*Exercise directions*.
Write out each line that follows exactly as it stands, without the pictures.

*Available data*.
* Start *
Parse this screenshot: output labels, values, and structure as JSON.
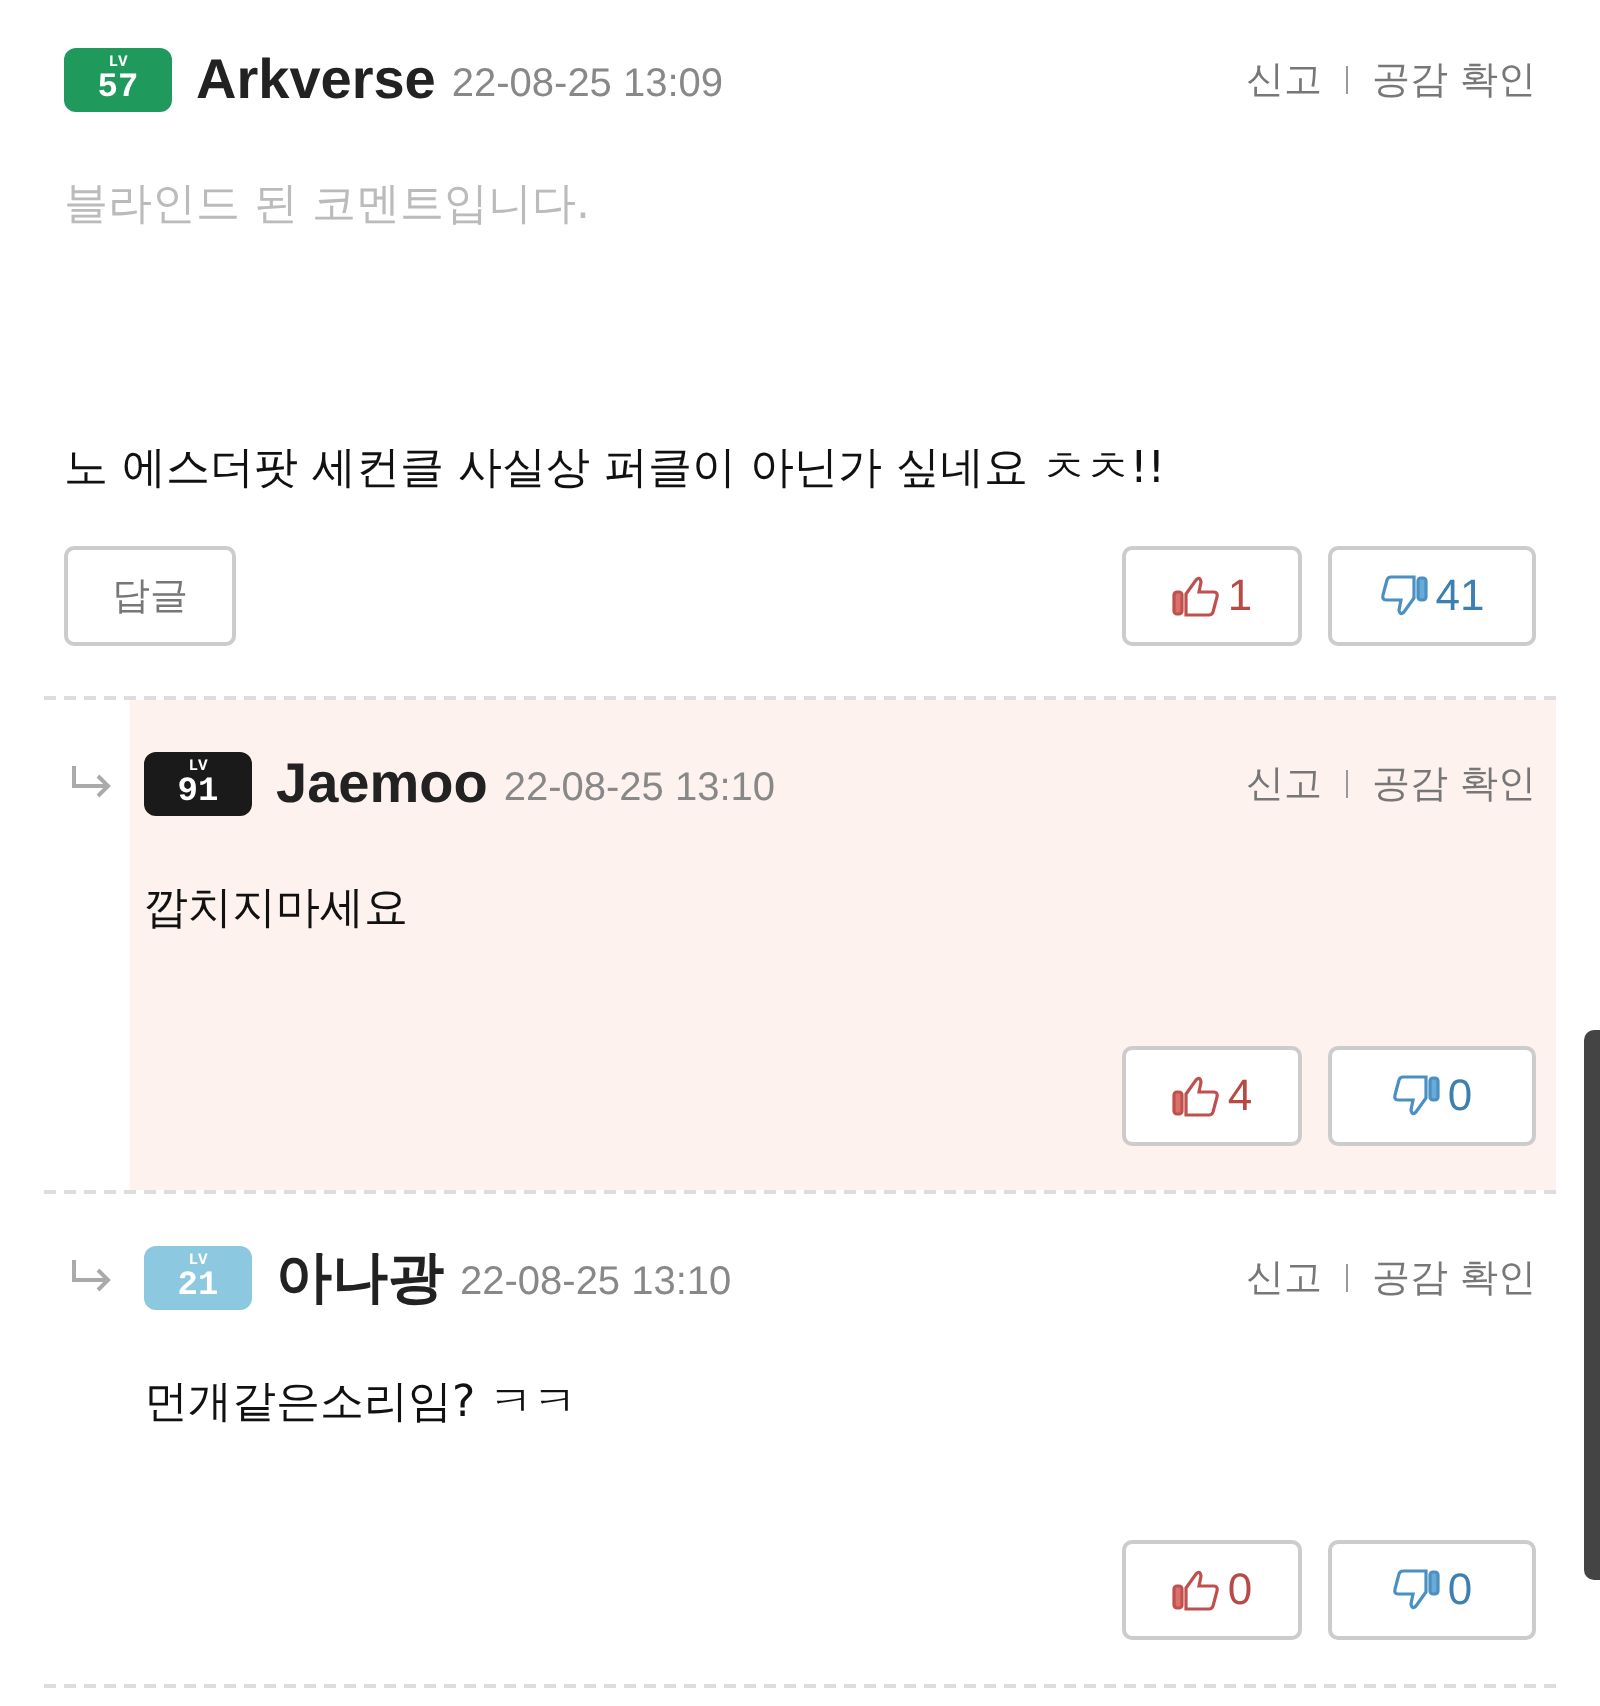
{
  "comments": [
    {
      "kind": "main",
      "highlighted": false,
      "badge": {
        "label": "LV",
        "level": "57",
        "color": "#1f9a5c"
      },
      "author": "Arkverse",
      "date": "22-08-25 13:09",
      "actions": [
        "신고",
        "공감 확인"
      ],
      "blinded_notice": "블라인드 된 코멘트입니다.",
      "text": "노 에스더팟 세컨클 사실상 퍼클이 아닌가 싶네요 ㅊㅊ!!",
      "reply_button": "답글",
      "likes": "1",
      "dislikes": "41"
    },
    {
      "kind": "reply",
      "highlighted": true,
      "badge": {
        "label": "LV",
        "level": "91",
        "color": "#1a1a1a"
      },
      "author": "Jaemoo",
      "date": "22-08-25 13:10",
      "actions": [
        "신고",
        "공감 확인"
      ],
      "text": "깝치지마세요",
      "likes": "4",
      "dislikes": "0"
    },
    {
      "kind": "reply",
      "highlighted": false,
      "badge": {
        "label": "LV",
        "level": "21",
        "color": "#8cc8e0"
      },
      "author": "아나광",
      "date": "22-08-25 13:10",
      "actions": [
        "신고",
        "공감 확인"
      ],
      "text": "먼개같은소리임? ㅋㅋ",
      "likes": "0",
      "dislikes": "0"
    }
  ]
}
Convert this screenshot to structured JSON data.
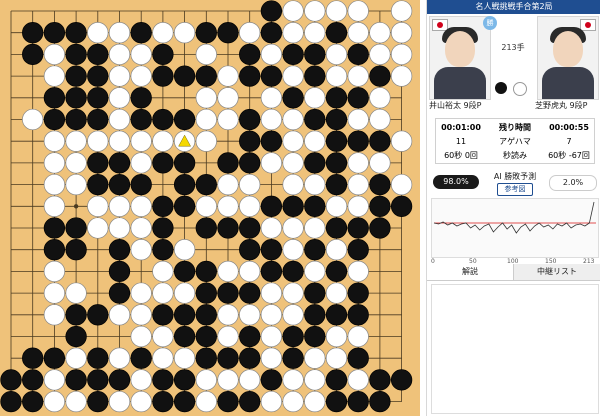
{
  "header": {
    "title": "名人戦挑戦手合第2局"
  },
  "players": {
    "black": {
      "name": "井山裕太  9段P",
      "flag_icon": "japan-flag-icon",
      "stone_color": "#111111",
      "win_badge": "勝"
    },
    "white": {
      "name": "芝野虎丸  9段P",
      "flag_icon": "japan-flag-icon",
      "stone_color": "#ffffff"
    }
  },
  "move_count": "213手",
  "info": {
    "time_remaining": {
      "black": "00:01:00",
      "label": "残り時間",
      "white": "00:00:55"
    },
    "prisoners": {
      "black": "11",
      "label": "アゲハマ",
      "white": "7"
    },
    "byoyomi": {
      "black": "60秒 0回",
      "label": "秒読み",
      "white": "60秒 -67回"
    }
  },
  "ai": {
    "black_pct": "98.0%",
    "label": "AI 勝敗予測",
    "white_pct": "2.0%",
    "reference_button": "参考図"
  },
  "graph": {
    "x_ticks": [
      "0",
      "50",
      "100",
      "150",
      "213"
    ],
    "line_color": "#333333",
    "baseline_color": "#e05050"
  },
  "tabs": [
    {
      "label": "解説"
    },
    {
      "label": "中継リスト"
    }
  ],
  "board": {
    "size": 19,
    "line_color": "#4a3a20",
    "stones": [
      "____________BWWWW_W",
      "_BBBWWBWWBBWBWWBWWW",
      "_BWBBWWB_W_BWBBWBWW",
      "__WBBWWBBBWBBWBWWBW",
      "__BBBWB__WW_WBWBBW_",
      "_WBBBWBBBWWBWWBBWW_",
      "__WWWWWWWW_BBWWBBBW",
      "__WWBBWBB_BBWWBBWW_",
      "__WWBBB_BBWW_WWBWBW",
      "__W_WWWBBWWWBBBWWBB",
      "__BBWWWB_BBBWWWBBB_",
      "__BB_BWBW__BBWBWB__",
      "__W__B_WBBWWBBWBW__",
      "__WW_BWWWBBBWWBWB__",
      "__WBBWWBBBWWWWBBB__",
      "___B__WWBBWBWBBWW__",
      "_BBWBWBWWBBBWBWWB__",
      "BBWBBBWBBWWWBWWBWBB",
      "BBWWBWWBBWBBWWWBBB_"
    ],
    "last_move_marker": "triangle"
  }
}
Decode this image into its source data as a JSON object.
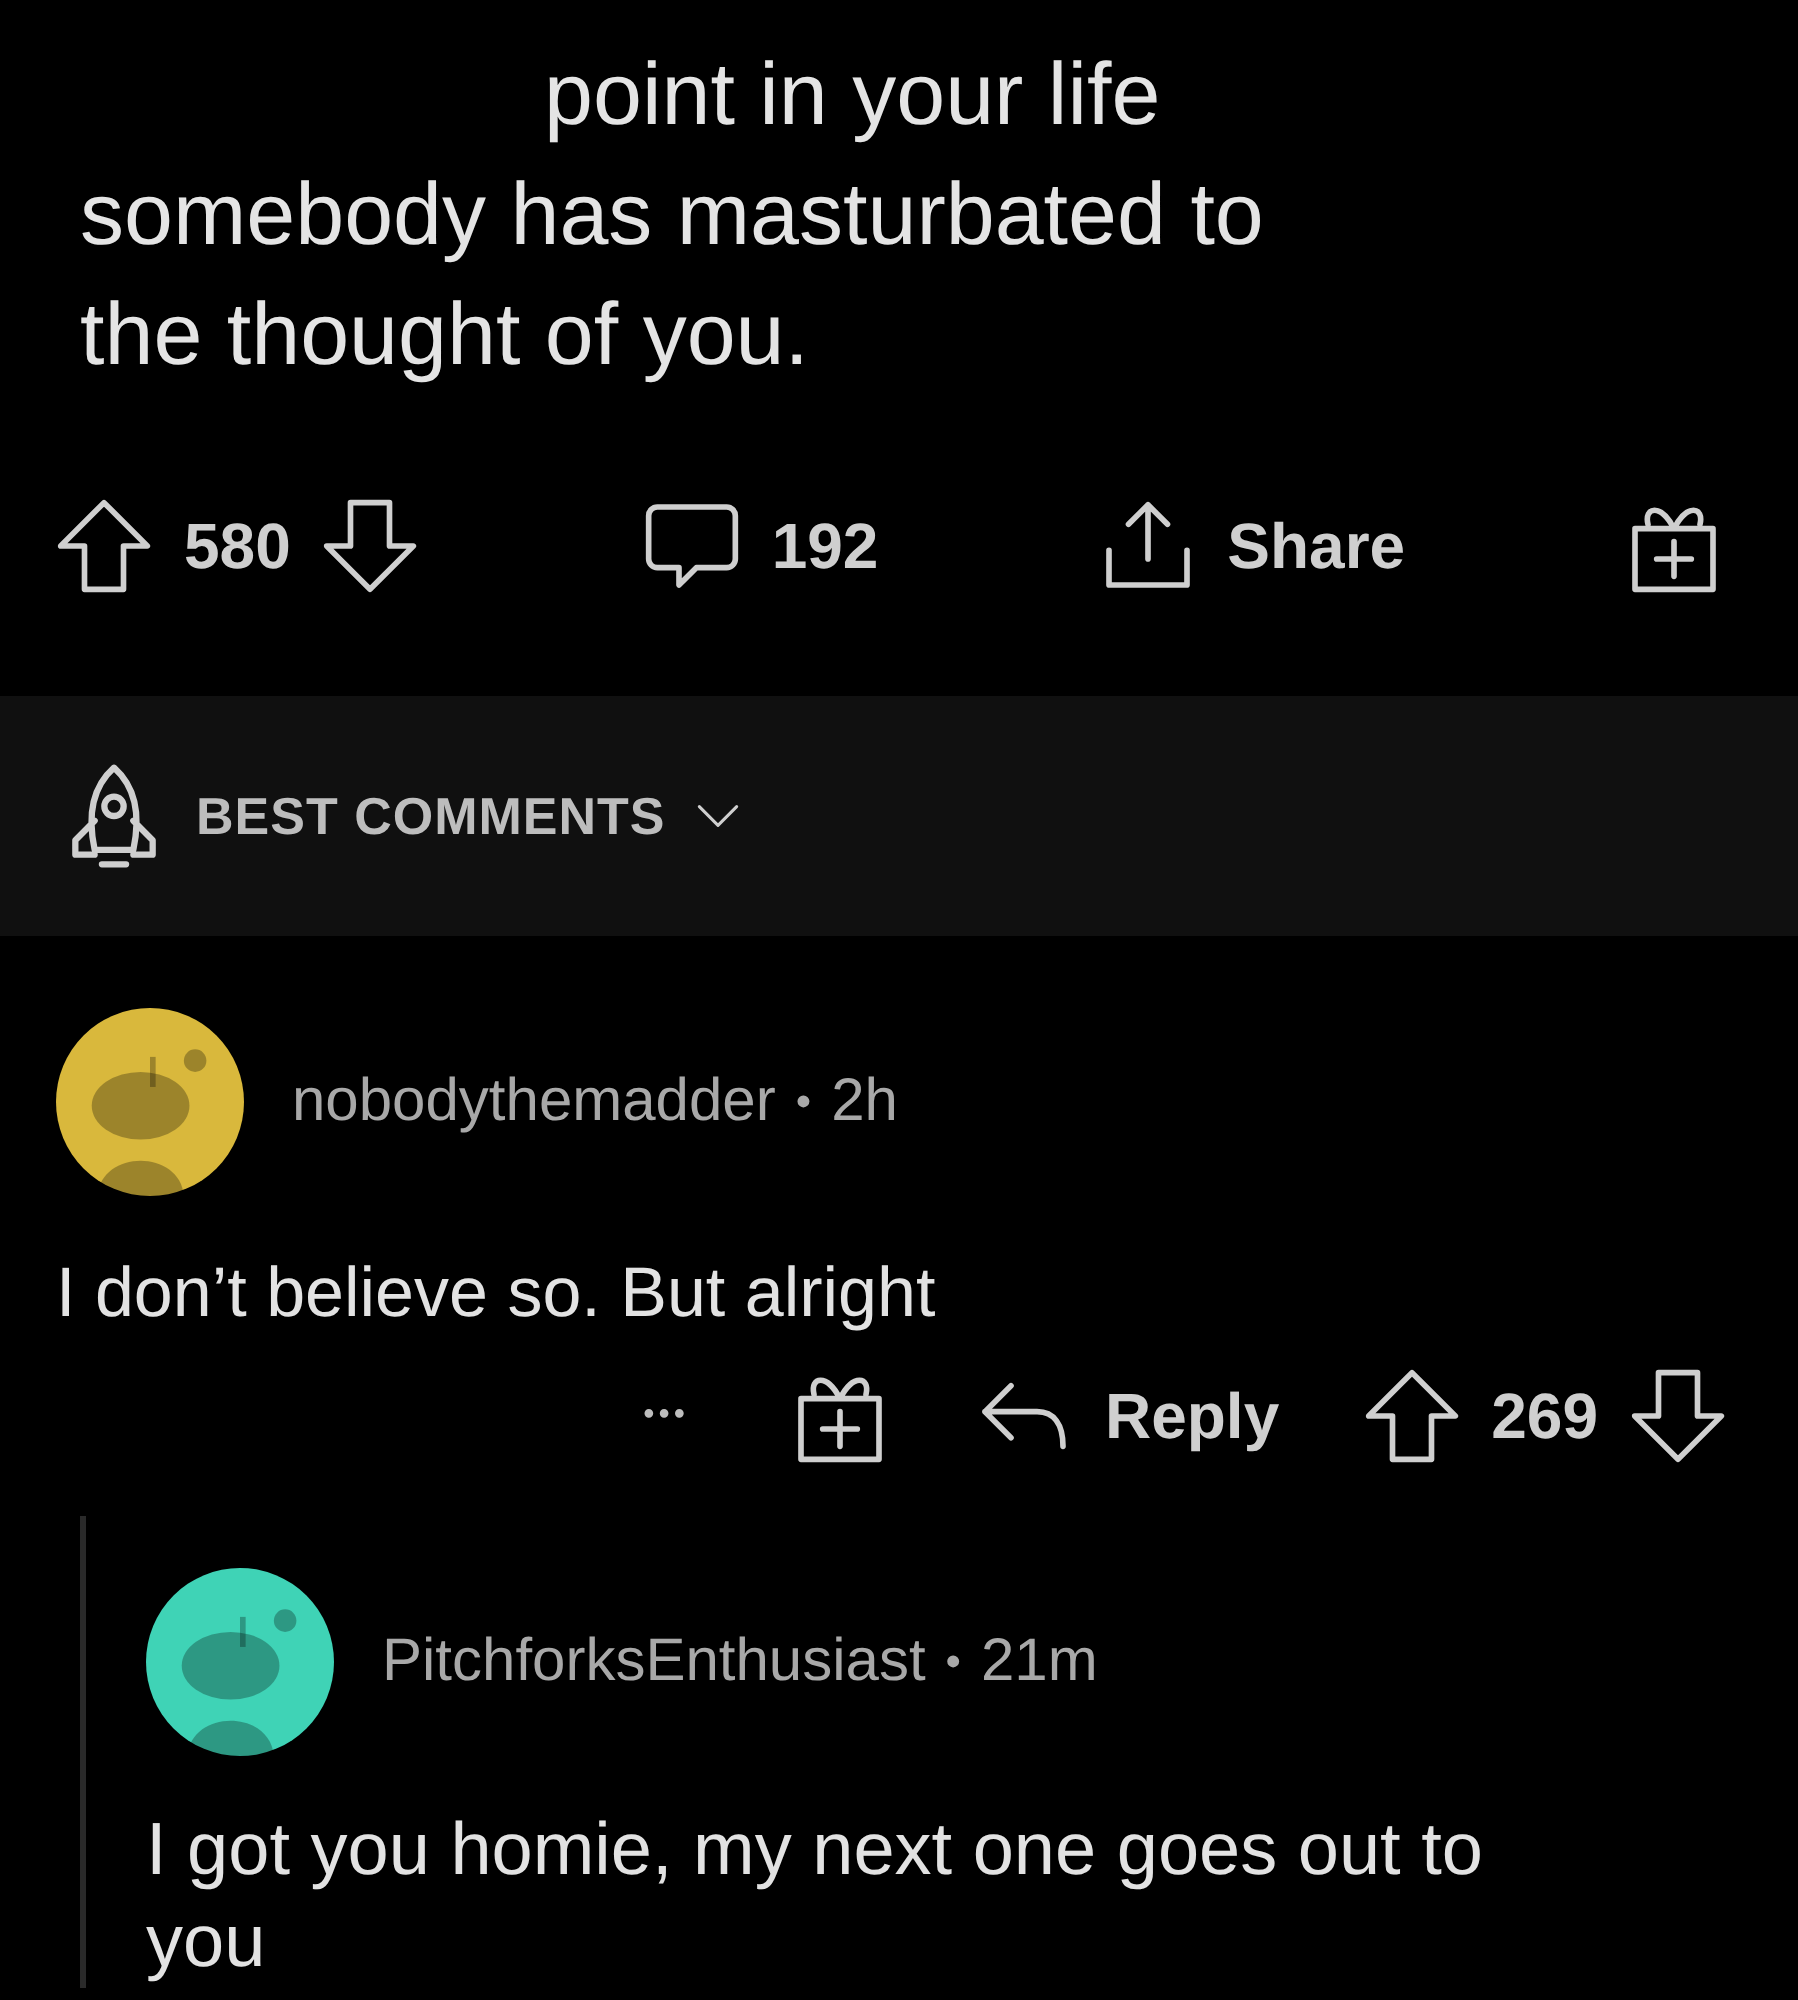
{
  "post": {
    "title": "point in your life somebody has masturbated to the thought of you.",
    "score": "580",
    "comments": "192",
    "share": "Share"
  },
  "sort": {
    "label": "BEST COMMENTS"
  },
  "comments": [
    {
      "author": "nobodythemadder",
      "separator": "•",
      "age": "2h",
      "color": "#d9b83c",
      "body": "I don’t believe so. But alright",
      "more": "•••",
      "reply": "Reply",
      "score": "269",
      "children": [
        {
          "author": "PitchforksEnthusiast",
          "separator": "•",
          "age": "21m",
          "color": "#3fd3b6",
          "body": "I got you homie, my next one goes out to you"
        }
      ]
    }
  ]
}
* End *
*Solution to this task*.
Parse this screenshot: output labels, values, and structure as JSON.
{
  "comments": [
    {
      "kind": "main",
      "highlighted": false,
      "badge": {
        "label": "LV",
        "level": "57",
        "color": "#1f9a5c"
      },
      "author": "Arkverse",
      "date": "22-08-25 13:09",
      "actions": [
        "신고",
        "공감 확인"
      ],
      "blinded_notice": "블라인드 된 코멘트입니다.",
      "text": "노 에스더팟 세컨클 사실상 퍼클이 아닌가 싶네요 ㅊㅊ!!",
      "reply_button": "답글",
      "likes": "1",
      "dislikes": "41"
    },
    {
      "kind": "reply",
      "highlighted": true,
      "badge": {
        "label": "LV",
        "level": "91",
        "color": "#1a1a1a"
      },
      "author": "Jaemoo",
      "date": "22-08-25 13:10",
      "actions": [
        "신고",
        "공감 확인"
      ],
      "text": "깝치지마세요",
      "likes": "4",
      "dislikes": "0"
    },
    {
      "kind": "reply",
      "highlighted": false,
      "badge": {
        "label": "LV",
        "level": "21",
        "color": "#8cc8e0"
      },
      "author": "아나광",
      "date": "22-08-25 13:10",
      "actions": [
        "신고",
        "공감 확인"
      ],
      "text": "먼개같은소리임? ㅋㅋ",
      "likes": "0",
      "dislikes": "0"
    }
  ]
}
Convert this screenshot to structured JSON data.
{
  "header": {
    "title": "名人戦挑戦手合第2局"
  },
  "players": {
    "black": {
      "name": "井山裕太  9段P",
      "flag_icon": "japan-flag-icon",
      "stone_color": "#111111",
      "win_badge": "勝"
    },
    "white": {
      "name": "芝野虎丸  9段P",
      "flag_icon": "japan-flag-icon",
      "stone_color": "#ffffff"
    }
  },
  "move_count": "213手",
  "info": {
    "time_remaining": {
      "black": "00:01:00",
      "label": "残り時間",
      "white": "00:00:55"
    },
    "prisoners": {
      "black": "11",
      "label": "アゲハマ",
      "white": "7"
    },
    "byoyomi": {
      "black": "60秒 0回",
      "label": "秒読み",
      "white": "60秒 -67回"
    }
  },
  "ai": {
    "black_pct": "98.0%",
    "label": "AI 勝敗予測",
    "white_pct": "2.0%",
    "reference_button": "参考図"
  },
  "graph": {
    "x_ticks": [
      "0",
      "50",
      "100",
      "150",
      "213"
    ],
    "line_color": "#333333",
    "baseline_color": "#e05050"
  },
  "tabs": [
    {
      "label": "解説"
    },
    {
      "label": "中継リスト"
    }
  ],
  "board": {
    "size": 19,
    "line_color": "#4a3a20",
    "stones": [
      "____________BWWWW_W",
      "_BBBWWBWWBBWBWWBWWW",
      "_BWBBWWB_W_BWBBWBWW",
      "__WBBWWBBBWBBWBWWBW",
      "__BBBWB__WW_WBWBBW_",
      "_WBBBWBBBWWBWWBBWW_",
      "__WWWWWWWW_BBWWBBBW",
      "__WWBBWBB_BBWWBBWW_",
      "__WWBBB_BBWW_WWBWBW",
      "__W_WWWBBWWWBBBWWBB",
      "__BBWWWB_BBBWWWBBB_",
      "__BB_BWBW__BBWBWB__",
      "__W__B_WBBWWBBWBW__",
      "__WW_BWWWBBBWWBWB__",
      "__WBBWWBBBWWWWBBB__",
      "___B__WWBBWBWBBWW__",
      "_BBWBWBWWBBBWBWWB__",
      "BBWBBBWBBWWWBWWBWBB",
      "BBWWBWWBBWBBWWWBBB_"
    ],
    "last_move_marker": "triangle"
  }
}
Decode this image into its source data as a JSON object.
{
  "post": {
    "title": "point in your life somebody has masturbated to the thought of you.",
    "score": "580",
    "comments": "192",
    "share": "Share"
  },
  "sort": {
    "label": "BEST COMMENTS"
  },
  "comments": [
    {
      "author": "nobodythemadder",
      "separator": "•",
      "age": "2h",
      "color": "#d9b83c",
      "body": "I don’t believe so. But alright",
      "more": "•••",
      "reply": "Reply",
      "score": "269",
      "children": [
        {
          "author": "PitchforksEnthusiast",
          "separator": "•",
          "age": "21m",
          "color": "#3fd3b6",
          "body": "I got you homie, my next one goes out to you"
        }
      ]
    }
  ]
}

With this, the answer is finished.